START ENTRIES SHOWN

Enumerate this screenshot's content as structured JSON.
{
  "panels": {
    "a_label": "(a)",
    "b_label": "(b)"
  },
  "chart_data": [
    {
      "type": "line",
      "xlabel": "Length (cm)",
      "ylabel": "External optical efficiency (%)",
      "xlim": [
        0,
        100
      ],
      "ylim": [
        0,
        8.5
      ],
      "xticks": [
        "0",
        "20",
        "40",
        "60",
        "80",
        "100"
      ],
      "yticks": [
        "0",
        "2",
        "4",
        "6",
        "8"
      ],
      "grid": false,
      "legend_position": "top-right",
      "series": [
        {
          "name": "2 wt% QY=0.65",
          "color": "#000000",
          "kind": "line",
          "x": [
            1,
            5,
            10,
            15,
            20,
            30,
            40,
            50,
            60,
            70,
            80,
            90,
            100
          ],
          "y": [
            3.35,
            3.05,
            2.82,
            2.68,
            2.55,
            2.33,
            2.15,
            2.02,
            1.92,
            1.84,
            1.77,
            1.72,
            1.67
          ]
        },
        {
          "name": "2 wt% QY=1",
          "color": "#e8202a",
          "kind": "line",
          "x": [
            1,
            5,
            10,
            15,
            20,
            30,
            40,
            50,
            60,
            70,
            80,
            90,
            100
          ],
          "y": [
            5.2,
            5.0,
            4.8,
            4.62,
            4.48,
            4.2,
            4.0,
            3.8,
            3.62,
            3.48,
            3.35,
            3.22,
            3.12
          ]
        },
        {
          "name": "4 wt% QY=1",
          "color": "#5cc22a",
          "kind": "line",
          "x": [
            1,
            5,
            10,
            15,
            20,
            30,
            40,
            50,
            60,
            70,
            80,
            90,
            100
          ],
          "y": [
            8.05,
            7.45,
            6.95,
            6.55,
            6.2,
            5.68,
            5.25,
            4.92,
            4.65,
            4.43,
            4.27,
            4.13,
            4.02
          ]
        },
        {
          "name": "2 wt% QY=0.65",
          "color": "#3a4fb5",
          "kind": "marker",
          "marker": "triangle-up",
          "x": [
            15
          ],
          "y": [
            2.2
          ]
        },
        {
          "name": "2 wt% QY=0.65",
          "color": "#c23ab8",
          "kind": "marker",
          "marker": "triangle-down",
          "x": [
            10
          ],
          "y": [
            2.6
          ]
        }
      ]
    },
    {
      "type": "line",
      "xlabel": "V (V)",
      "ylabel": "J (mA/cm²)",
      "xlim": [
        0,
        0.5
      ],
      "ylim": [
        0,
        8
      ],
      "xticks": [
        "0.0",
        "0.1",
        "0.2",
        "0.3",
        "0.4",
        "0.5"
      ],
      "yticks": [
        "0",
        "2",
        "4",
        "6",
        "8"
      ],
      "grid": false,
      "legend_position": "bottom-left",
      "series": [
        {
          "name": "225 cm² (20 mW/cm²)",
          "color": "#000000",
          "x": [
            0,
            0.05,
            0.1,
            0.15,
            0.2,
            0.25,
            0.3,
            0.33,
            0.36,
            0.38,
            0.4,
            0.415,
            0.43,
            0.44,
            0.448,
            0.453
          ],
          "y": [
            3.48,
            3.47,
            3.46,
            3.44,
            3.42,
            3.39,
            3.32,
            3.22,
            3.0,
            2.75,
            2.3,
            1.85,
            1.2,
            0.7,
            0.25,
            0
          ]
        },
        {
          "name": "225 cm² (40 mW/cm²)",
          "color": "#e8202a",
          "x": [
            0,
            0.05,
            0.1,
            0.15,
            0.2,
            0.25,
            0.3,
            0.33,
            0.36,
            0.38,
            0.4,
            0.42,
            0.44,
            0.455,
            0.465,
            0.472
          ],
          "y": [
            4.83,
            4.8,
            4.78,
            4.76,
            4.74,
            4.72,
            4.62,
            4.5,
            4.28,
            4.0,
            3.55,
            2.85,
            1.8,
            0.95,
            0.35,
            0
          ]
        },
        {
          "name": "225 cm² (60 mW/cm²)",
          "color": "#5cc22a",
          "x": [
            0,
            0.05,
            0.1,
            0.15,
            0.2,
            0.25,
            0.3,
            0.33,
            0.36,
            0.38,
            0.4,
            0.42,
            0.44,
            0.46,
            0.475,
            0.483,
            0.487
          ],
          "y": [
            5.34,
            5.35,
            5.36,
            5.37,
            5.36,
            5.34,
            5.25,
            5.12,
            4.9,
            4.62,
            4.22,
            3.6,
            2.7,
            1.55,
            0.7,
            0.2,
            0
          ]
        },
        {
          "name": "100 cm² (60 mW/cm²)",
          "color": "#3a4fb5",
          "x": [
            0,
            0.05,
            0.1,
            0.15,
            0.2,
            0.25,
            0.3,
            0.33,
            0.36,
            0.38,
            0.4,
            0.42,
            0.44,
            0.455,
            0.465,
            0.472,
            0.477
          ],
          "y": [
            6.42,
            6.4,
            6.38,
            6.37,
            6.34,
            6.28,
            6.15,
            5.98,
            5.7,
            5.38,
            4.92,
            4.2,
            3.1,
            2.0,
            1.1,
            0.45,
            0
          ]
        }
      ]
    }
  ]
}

END ENTRIES SHOWN

§ TASK:
Every entry above should be retyped exactly as shown.

§ RESULT OF THIS TASK:
Enumerate this screenshot's content as structured JSON.
{
  "panels": {
    "a_label": "(a)",
    "b_label": "(b)"
  },
  "chart_data": [
    {
      "type": "line",
      "xlabel": "Length (cm)",
      "ylabel": "External optical efficiency (%)",
      "xlim": [
        0,
        100
      ],
      "ylim": [
        0,
        8.5
      ],
      "xticks": [
        "0",
        "20",
        "40",
        "60",
        "80",
        "100"
      ],
      "yticks": [
        "0",
        "2",
        "4",
        "6",
        "8"
      ],
      "grid": false,
      "legend_position": "top-right",
      "series": [
        {
          "name": "2 wt% QY=0.65",
          "color": "#000000",
          "kind": "line",
          "x": [
            1,
            5,
            10,
            15,
            20,
            30,
            40,
            50,
            60,
            70,
            80,
            90,
            100
          ],
          "y": [
            3.35,
            3.05,
            2.82,
            2.68,
            2.55,
            2.33,
            2.15,
            2.02,
            1.92,
            1.84,
            1.77,
            1.72,
            1.67
          ]
        },
        {
          "name": "2 wt% QY=1",
          "color": "#e8202a",
          "kind": "line",
          "x": [
            1,
            5,
            10,
            15,
            20,
            30,
            40,
            50,
            60,
            70,
            80,
            90,
            100
          ],
          "y": [
            5.2,
            5.0,
            4.8,
            4.62,
            4.48,
            4.2,
            4.0,
            3.8,
            3.62,
            3.48,
            3.35,
            3.22,
            3.12
          ]
        },
        {
          "name": "4 wt% QY=1",
          "color": "#5cc22a",
          "kind": "line",
          "x": [
            1,
            5,
            10,
            15,
            20,
            30,
            40,
            50,
            60,
            70,
            80,
            90,
            100
          ],
          "y": [
            8.05,
            7.45,
            6.95,
            6.55,
            6.2,
            5.68,
            5.25,
            4.92,
            4.65,
            4.43,
            4.27,
            4.13,
            4.02
          ]
        },
        {
          "name": "2 wt% QY=0.65",
          "color": "#3a4fb5",
          "kind": "marker",
          "marker": "triangle-up",
          "x": [
            15
          ],
          "y": [
            2.2
          ]
        },
        {
          "name": "2 wt% QY=0.65",
          "color": "#c23ab8",
          "kind": "marker",
          "marker": "triangle-down",
          "x": [
            10
          ],
          "y": [
            2.6
          ]
        }
      ]
    },
    {
      "type": "line",
      "xlabel": "V (V)",
      "ylabel": "J (mA/cm²)",
      "xlim": [
        0,
        0.5
      ],
      "ylim": [
        0,
        8
      ],
      "xticks": [
        "0.0",
        "0.1",
        "0.2",
        "0.3",
        "0.4",
        "0.5"
      ],
      "yticks": [
        "0",
        "2",
        "4",
        "6",
        "8"
      ],
      "grid": false,
      "legend_position": "bottom-left",
      "series": [
        {
          "name": "225 cm² (20 mW/cm²)",
          "color": "#000000",
          "x": [
            0,
            0.05,
            0.1,
            0.15,
            0.2,
            0.25,
            0.3,
            0.33,
            0.36,
            0.38,
            0.4,
            0.415,
            0.43,
            0.44,
            0.448,
            0.453
          ],
          "y": [
            3.48,
            3.47,
            3.46,
            3.44,
            3.42,
            3.39,
            3.32,
            3.22,
            3.0,
            2.75,
            2.3,
            1.85,
            1.2,
            0.7,
            0.25,
            0
          ]
        },
        {
          "name": "225 cm² (40 mW/cm²)",
          "color": "#e8202a",
          "x": [
            0,
            0.05,
            0.1,
            0.15,
            0.2,
            0.25,
            0.3,
            0.33,
            0.36,
            0.38,
            0.4,
            0.42,
            0.44,
            0.455,
            0.465,
            0.472
          ],
          "y": [
            4.83,
            4.8,
            4.78,
            4.76,
            4.74,
            4.72,
            4.62,
            4.5,
            4.28,
            4.0,
            3.55,
            2.85,
            1.8,
            0.95,
            0.35,
            0
          ]
        },
        {
          "name": "225 cm² (60 mW/cm²)",
          "color": "#5cc22a",
          "x": [
            0,
            0.05,
            0.1,
            0.15,
            0.2,
            0.25,
            0.3,
            0.33,
            0.36,
            0.38,
            0.4,
            0.42,
            0.44,
            0.46,
            0.475,
            0.483,
            0.487
          ],
          "y": [
            5.34,
            5.35,
            5.36,
            5.37,
            5.36,
            5.34,
            5.25,
            5.12,
            4.9,
            4.62,
            4.22,
            3.6,
            2.7,
            1.55,
            0.7,
            0.2,
            0
          ]
        },
        {
          "name": "100 cm² (60 mW/cm²)",
          "color": "#3a4fb5",
          "x": [
            0,
            0.05,
            0.1,
            0.15,
            0.2,
            0.25,
            0.3,
            0.33,
            0.36,
            0.38,
            0.4,
            0.42,
            0.44,
            0.455,
            0.465,
            0.472,
            0.477
          ],
          "y": [
            6.42,
            6.4,
            6.38,
            6.37,
            6.34,
            6.28,
            6.15,
            5.98,
            5.7,
            5.38,
            4.92,
            4.2,
            3.1,
            2.0,
            1.1,
            0.45,
            0
          ]
        }
      ]
    }
  ]
}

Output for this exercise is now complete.